In the data below, find each line containing the string "text" and return it.

→ Recorded data:
----

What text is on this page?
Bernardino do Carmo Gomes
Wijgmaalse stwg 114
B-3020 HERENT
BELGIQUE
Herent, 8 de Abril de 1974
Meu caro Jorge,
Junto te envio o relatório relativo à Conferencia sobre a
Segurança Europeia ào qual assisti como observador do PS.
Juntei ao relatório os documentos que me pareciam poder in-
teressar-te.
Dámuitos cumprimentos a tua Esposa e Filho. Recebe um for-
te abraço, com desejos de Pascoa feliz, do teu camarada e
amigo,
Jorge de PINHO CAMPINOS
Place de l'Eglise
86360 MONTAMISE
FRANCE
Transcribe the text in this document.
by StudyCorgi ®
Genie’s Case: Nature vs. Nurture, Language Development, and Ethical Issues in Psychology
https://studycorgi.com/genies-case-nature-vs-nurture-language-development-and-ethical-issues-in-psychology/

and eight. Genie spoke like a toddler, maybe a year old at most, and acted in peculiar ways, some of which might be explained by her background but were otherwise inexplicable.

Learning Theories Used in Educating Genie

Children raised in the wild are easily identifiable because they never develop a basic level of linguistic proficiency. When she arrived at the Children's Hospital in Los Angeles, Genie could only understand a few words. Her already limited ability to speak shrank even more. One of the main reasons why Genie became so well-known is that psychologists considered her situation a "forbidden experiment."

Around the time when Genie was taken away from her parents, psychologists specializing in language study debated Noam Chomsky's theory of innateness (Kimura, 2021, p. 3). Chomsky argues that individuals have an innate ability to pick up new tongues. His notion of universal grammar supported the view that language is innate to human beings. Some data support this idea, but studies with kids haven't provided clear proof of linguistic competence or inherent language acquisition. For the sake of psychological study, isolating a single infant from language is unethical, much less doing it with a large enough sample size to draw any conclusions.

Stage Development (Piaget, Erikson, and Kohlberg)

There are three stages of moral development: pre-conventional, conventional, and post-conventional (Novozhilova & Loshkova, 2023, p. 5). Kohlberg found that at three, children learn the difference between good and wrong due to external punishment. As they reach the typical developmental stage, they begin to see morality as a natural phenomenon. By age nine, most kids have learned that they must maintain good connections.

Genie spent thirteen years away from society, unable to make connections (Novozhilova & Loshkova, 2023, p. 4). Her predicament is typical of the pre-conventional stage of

----

→ Exercise result:
What text is on this page?
Transcribe the text in this document.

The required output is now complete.